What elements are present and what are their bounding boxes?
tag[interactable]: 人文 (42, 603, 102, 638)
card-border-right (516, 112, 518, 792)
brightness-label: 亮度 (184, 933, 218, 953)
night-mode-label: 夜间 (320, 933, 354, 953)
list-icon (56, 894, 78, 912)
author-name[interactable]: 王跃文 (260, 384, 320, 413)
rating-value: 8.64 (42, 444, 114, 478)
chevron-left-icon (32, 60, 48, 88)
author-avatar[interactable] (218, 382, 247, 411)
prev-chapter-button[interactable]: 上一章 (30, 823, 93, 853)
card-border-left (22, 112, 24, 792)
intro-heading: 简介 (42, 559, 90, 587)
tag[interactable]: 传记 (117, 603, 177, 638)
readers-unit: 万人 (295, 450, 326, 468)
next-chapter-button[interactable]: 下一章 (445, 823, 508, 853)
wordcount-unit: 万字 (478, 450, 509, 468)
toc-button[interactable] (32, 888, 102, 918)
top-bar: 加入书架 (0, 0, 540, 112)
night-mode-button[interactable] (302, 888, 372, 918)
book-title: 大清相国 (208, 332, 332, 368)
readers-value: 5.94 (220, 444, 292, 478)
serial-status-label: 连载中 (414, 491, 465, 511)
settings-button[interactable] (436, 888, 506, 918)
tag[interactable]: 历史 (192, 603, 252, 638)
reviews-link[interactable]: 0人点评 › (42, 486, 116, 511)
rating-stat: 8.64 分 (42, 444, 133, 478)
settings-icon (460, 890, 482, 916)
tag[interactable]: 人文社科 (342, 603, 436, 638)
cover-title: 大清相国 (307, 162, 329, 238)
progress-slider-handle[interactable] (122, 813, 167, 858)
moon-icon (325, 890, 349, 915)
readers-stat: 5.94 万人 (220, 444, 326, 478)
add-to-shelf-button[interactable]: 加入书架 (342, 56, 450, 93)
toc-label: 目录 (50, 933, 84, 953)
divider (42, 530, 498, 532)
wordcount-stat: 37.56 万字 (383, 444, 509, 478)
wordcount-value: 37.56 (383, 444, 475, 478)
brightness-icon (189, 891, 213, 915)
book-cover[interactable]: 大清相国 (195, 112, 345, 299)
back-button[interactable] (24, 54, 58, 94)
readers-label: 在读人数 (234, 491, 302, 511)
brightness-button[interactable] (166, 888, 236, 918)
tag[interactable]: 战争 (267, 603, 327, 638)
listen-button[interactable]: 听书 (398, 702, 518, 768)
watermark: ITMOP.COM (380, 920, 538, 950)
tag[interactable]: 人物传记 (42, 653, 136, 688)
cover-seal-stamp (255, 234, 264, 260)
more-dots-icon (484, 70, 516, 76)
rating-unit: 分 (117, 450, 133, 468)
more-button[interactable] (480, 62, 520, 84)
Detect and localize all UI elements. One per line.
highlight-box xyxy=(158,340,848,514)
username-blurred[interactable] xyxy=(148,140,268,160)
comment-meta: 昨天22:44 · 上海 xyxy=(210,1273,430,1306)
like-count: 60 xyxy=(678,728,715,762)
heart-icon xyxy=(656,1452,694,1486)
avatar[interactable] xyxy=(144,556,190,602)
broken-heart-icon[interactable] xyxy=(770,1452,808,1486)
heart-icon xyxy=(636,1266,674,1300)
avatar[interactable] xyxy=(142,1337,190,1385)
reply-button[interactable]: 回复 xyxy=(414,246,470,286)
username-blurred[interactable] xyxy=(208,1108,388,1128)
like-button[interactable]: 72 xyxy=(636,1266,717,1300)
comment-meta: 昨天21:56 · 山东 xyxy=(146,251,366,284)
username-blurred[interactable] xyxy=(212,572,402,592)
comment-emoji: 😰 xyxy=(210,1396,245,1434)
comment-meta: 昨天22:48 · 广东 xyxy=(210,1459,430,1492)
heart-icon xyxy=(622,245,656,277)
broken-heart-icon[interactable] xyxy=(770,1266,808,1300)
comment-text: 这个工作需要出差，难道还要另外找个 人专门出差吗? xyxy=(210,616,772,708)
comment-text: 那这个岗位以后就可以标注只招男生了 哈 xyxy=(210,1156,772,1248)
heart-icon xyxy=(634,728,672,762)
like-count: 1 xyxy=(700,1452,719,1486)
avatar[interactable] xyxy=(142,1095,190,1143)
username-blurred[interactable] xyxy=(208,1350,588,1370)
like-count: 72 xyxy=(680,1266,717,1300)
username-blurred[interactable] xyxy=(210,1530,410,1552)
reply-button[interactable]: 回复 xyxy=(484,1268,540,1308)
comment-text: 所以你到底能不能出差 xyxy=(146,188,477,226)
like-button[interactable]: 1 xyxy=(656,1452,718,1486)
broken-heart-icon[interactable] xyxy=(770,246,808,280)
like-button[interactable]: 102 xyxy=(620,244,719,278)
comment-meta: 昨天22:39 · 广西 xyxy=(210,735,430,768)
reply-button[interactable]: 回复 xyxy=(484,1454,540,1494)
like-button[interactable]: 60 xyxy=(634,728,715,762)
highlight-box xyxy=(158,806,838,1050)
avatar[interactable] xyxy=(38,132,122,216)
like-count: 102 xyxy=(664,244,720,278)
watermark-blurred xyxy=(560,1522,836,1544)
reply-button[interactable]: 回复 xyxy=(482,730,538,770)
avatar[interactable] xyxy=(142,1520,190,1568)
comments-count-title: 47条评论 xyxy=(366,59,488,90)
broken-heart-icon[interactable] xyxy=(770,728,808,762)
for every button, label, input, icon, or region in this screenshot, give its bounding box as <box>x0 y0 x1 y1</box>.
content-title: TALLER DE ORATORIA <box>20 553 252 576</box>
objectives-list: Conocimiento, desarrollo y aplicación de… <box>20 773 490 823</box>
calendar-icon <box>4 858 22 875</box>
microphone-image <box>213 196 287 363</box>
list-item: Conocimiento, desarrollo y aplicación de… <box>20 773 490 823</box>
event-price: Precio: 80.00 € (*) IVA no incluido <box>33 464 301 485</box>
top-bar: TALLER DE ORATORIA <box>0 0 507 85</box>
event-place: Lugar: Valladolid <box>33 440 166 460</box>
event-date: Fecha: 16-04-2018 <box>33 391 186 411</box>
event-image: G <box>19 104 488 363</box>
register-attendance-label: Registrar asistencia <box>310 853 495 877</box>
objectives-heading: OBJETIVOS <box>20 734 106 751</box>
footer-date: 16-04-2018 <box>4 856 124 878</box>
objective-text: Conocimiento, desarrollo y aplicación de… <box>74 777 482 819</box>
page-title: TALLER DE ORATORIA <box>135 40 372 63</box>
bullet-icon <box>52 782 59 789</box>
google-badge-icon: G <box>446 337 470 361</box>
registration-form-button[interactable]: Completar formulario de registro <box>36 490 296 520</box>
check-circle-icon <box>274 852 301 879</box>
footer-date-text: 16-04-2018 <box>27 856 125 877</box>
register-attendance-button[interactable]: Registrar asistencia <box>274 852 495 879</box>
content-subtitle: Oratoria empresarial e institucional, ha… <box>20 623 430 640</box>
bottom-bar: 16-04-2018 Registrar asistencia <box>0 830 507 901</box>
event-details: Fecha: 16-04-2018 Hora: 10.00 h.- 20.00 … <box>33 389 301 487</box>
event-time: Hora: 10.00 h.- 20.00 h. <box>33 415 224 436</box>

WRITTEN INSTRUCTION:
Reproduce the entire listing above word for word, every line from first to last, with nothing changed.

THE RESULT:
What elements are present and what are their bounding boxes?
tag[interactable]: 人文 (42, 603, 102, 638)
card-border-right (516, 112, 518, 792)
brightness-label: 亮度 (184, 933, 218, 953)
night-mode-label: 夜间 (320, 933, 354, 953)
list-icon (56, 894, 78, 912)
author-name[interactable]: 王跃文 (260, 384, 320, 413)
rating-value: 8.64 (42, 444, 114, 478)
chevron-left-icon (32, 60, 48, 88)
author-avatar[interactable] (218, 382, 247, 411)
prev-chapter-button[interactable]: 上一章 (30, 823, 93, 853)
card-border-left (22, 112, 24, 792)
intro-heading: 简介 (42, 559, 90, 587)
tag[interactable]: 传记 (117, 603, 177, 638)
readers-unit: 万人 (295, 450, 326, 468)
next-chapter-button[interactable]: 下一章 (445, 823, 508, 853)
wordcount-unit: 万字 (478, 450, 509, 468)
toc-button[interactable] (32, 888, 102, 918)
top-bar: 加入书架 (0, 0, 540, 112)
night-mode-button[interactable] (302, 888, 372, 918)
book-title: 大清相国 (208, 332, 332, 368)
readers-value: 5.94 (220, 444, 292, 478)
serial-status-label: 连载中 (414, 491, 465, 511)
settings-button[interactable] (436, 888, 506, 918)
tag[interactable]: 历史 (192, 603, 252, 638)
reviews-link[interactable]: 0人点评 › (42, 486, 116, 511)
rating-stat: 8.64 分 (42, 444, 133, 478)
settings-icon (460, 890, 482, 916)
tag[interactable]: 人文社科 (342, 603, 436, 638)
cover-title: 大清相国 (307, 162, 329, 238)
progress-slider-handle[interactable] (122, 813, 167, 858)
moon-icon (325, 890, 349, 915)
readers-stat: 5.94 万人 (220, 444, 326, 478)
add-to-shelf-button[interactable]: 加入书架 (342, 56, 450, 93)
toc-label: 目录 (50, 933, 84, 953)
divider (42, 530, 498, 532)
wordcount-stat: 37.56 万字 (383, 444, 509, 478)
wordcount-value: 37.56 (383, 444, 475, 478)
brightness-icon (189, 891, 213, 915)
book-cover[interactable]: 大清相国 (195, 112, 345, 299)
back-button[interactable] (24, 54, 58, 94)
readers-label: 在读人数 (234, 491, 302, 511)
brightness-button[interactable] (166, 888, 236, 918)
tag[interactable]: 战争 (267, 603, 327, 638)
listen-button[interactable]: 听书 (398, 702, 518, 768)
watermark: ITMOP.COM (380, 920, 538, 950)
tag[interactable]: 人物传记 (42, 653, 136, 688)
cover-seal-stamp (255, 234, 264, 260)
more-dots-icon (484, 70, 516, 76)
rating-unit: 分 (117, 450, 133, 468)
more-button[interactable] (480, 62, 520, 84)
Detect and localize all UI elements. One per line.
highlight-box xyxy=(158,340,848,514)
username-blurred[interactable] xyxy=(148,140,268,160)
comment-meta: 昨天22:44 · 上海 xyxy=(210,1273,430,1306)
like-count: 60 xyxy=(678,728,715,762)
heart-icon xyxy=(656,1452,694,1486)
avatar[interactable] xyxy=(144,556,190,602)
broken-heart-icon[interactable] xyxy=(770,1452,808,1486)
heart-icon xyxy=(636,1266,674,1300)
avatar[interactable] xyxy=(142,1337,190,1385)
reply-button[interactable]: 回复 xyxy=(414,246,470,286)
username-blurred[interactable] xyxy=(208,1108,388,1128)
like-button[interactable]: 72 xyxy=(636,1266,717,1300)
comment-meta: 昨天21:56 · 山东 xyxy=(146,251,366,284)
username-blurred[interactable] xyxy=(212,572,402,592)
comment-emoji: 😰 xyxy=(210,1396,245,1434)
comment-meta: 昨天22:48 · 广东 xyxy=(210,1459,430,1492)
heart-icon xyxy=(622,245,656,277)
broken-heart-icon[interactable] xyxy=(770,1266,808,1300)
comment-text: 这个工作需要出差，难道还要另外找个 人专门出差吗? xyxy=(210,616,772,708)
comment-text: 那这个岗位以后就可以标注只招男生了 哈 xyxy=(210,1156,772,1248)
heart-icon xyxy=(634,728,672,762)
like-count: 1 xyxy=(700,1452,719,1486)
avatar[interactable] xyxy=(142,1095,190,1143)
username-blurred[interactable] xyxy=(208,1350,588,1370)
like-count: 72 xyxy=(680,1266,717,1300)
username-blurred[interactable] xyxy=(210,1530,410,1552)
reply-button[interactable]: 回复 xyxy=(484,1268,540,1308)
comment-text: 所以你到底能不能出差 xyxy=(146,188,477,226)
like-button[interactable]: 1 xyxy=(656,1452,718,1486)
broken-heart-icon[interactable] xyxy=(770,246,808,280)
like-button[interactable]: 102 xyxy=(620,244,719,278)
comment-meta: 昨天22:39 · 广西 xyxy=(210,735,430,768)
reply-button[interactable]: 回复 xyxy=(484,1454,540,1494)
like-button[interactable]: 60 xyxy=(634,728,715,762)
highlight-box xyxy=(158,806,838,1050)
avatar[interactable] xyxy=(38,132,122,216)
like-count: 102 xyxy=(664,244,720,278)
watermark-blurred xyxy=(560,1522,836,1544)
reply-button[interactable]: 回复 xyxy=(482,730,538,770)
avatar[interactable] xyxy=(142,1520,190,1568)
comments-count-title: 47条评论 xyxy=(366,59,488,90)
broken-heart-icon[interactable] xyxy=(770,728,808,762)
for every button, label, input, icon, or region in this screenshot, give its bounding box as <box>x0 y0 x1 y1</box>.
content-title: TALLER DE ORATORIA <box>20 553 252 576</box>
objectives-list: Conocimiento, desarrollo y aplicación de… <box>20 773 490 823</box>
calendar-icon <box>4 858 22 875</box>
microphone-image <box>213 196 287 363</box>
list-item: Conocimiento, desarrollo y aplicación de… <box>20 773 490 823</box>
event-price: Precio: 80.00 € (*) IVA no incluido <box>33 464 301 485</box>
top-bar: TALLER DE ORATORIA <box>0 0 507 85</box>
event-place: Lugar: Valladolid <box>33 440 166 460</box>
event-date: Fecha: 16-04-2018 <box>33 391 186 411</box>
event-image: G <box>19 104 488 363</box>
register-attendance-label: Registrar asistencia <box>310 853 495 877</box>
objectives-heading: OBJETIVOS <box>20 734 106 751</box>
footer-date: 16-04-2018 <box>4 856 124 878</box>
objective-text: Conocimiento, desarrollo y aplicación de… <box>74 777 482 819</box>
page-title: TALLER DE ORATORIA <box>135 40 372 63</box>
bullet-icon <box>52 782 59 789</box>
google-badge-icon: G <box>446 337 470 361</box>
registration-form-button[interactable]: Completar formulario de registro <box>36 490 296 520</box>
check-circle-icon <box>274 852 301 879</box>
footer-date-text: 16-04-2018 <box>27 856 125 877</box>
register-attendance-button[interactable]: Registrar asistencia <box>274 852 495 879</box>
content-subtitle: Oratoria empresarial e institucional, ha… <box>20 623 430 640</box>
bottom-bar: 16-04-2018 Registrar asistencia <box>0 830 507 901</box>
event-details: Fecha: 16-04-2018 Hora: 10.00 h.- 20.00 … <box>33 389 301 487</box>
event-time: Hora: 10.00 h.- 20.00 h. <box>33 415 224 436</box>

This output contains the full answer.